Items from a figure collection:
------------------------
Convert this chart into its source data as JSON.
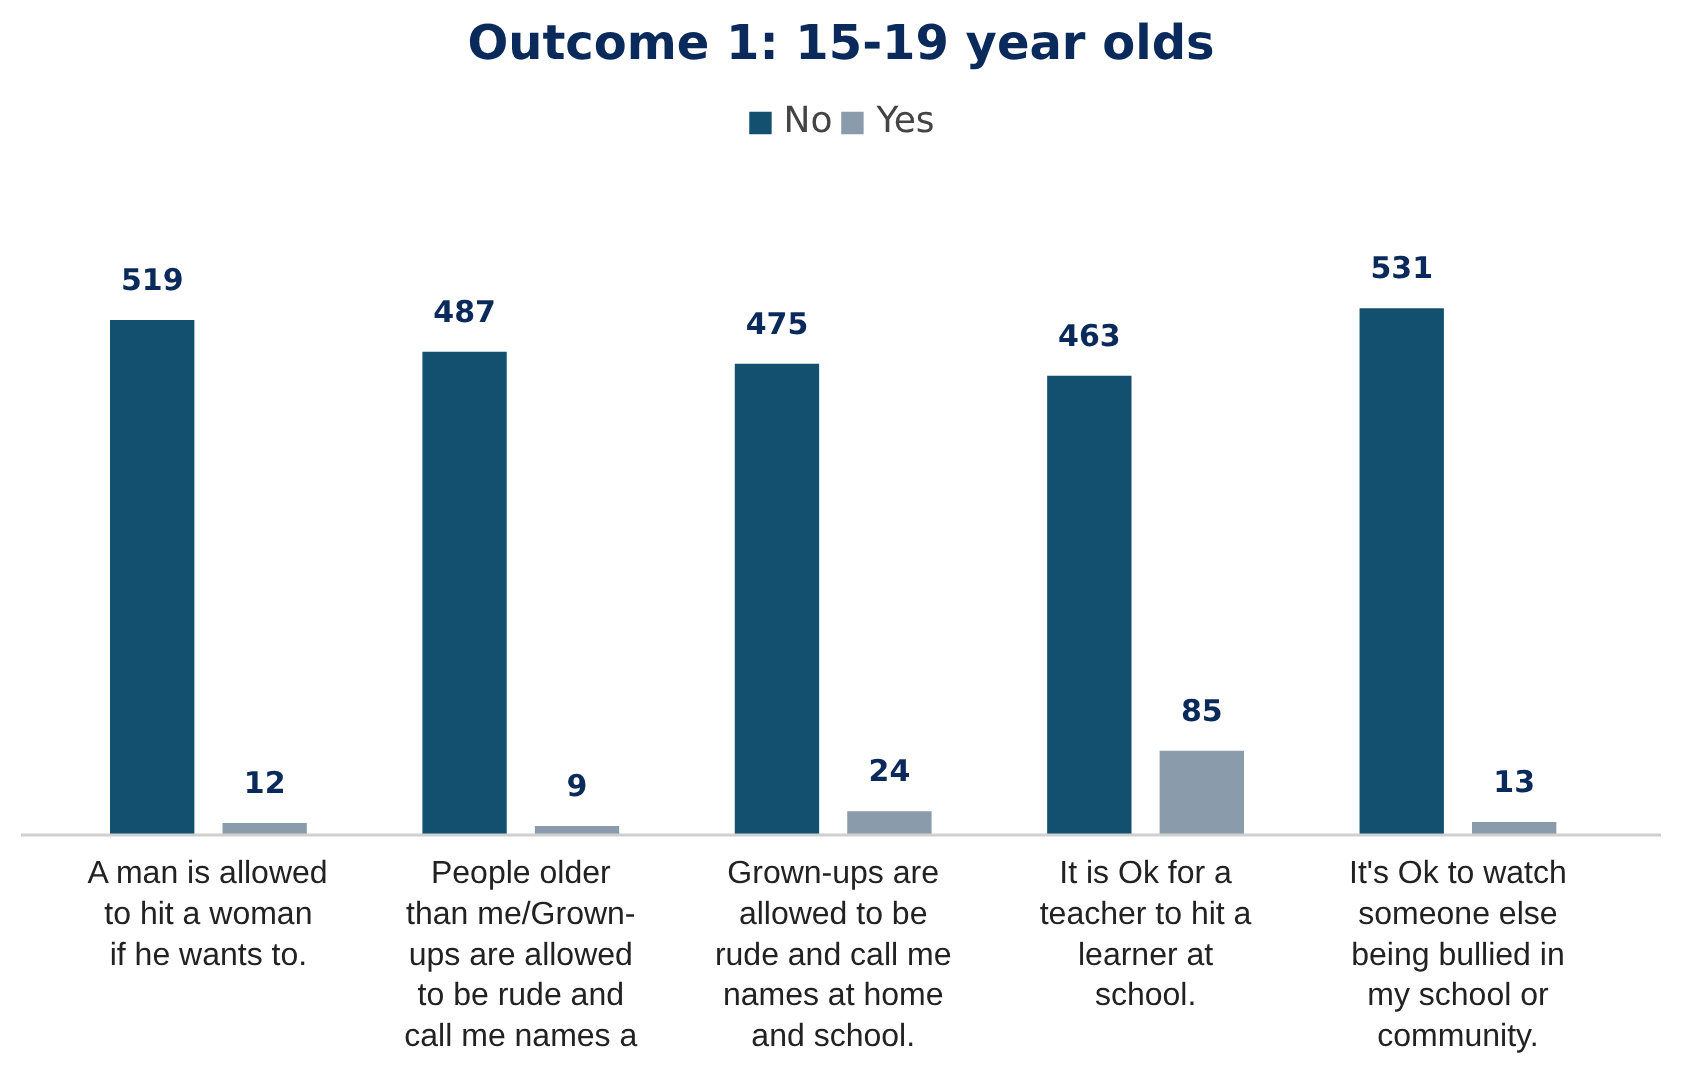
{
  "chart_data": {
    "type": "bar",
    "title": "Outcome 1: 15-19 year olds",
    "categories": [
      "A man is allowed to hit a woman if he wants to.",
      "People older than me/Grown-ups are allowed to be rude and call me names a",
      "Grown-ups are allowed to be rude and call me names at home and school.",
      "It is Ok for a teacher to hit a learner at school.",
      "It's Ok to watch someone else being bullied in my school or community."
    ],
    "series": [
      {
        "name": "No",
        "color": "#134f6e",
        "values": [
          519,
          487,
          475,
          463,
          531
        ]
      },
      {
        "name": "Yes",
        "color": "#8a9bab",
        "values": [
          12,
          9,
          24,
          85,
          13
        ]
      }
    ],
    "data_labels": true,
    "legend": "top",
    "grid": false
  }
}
------------------------
● **THE EXERCISE**:
Pull out each line of the entries that contains "Grown".

● **SOLUTION TO THE EXERCISE**:
      "People older than me/Grown-ups are allowed to be rude and call me names a",
      "Grown-ups are allowed to be rude and call me names at home and school.",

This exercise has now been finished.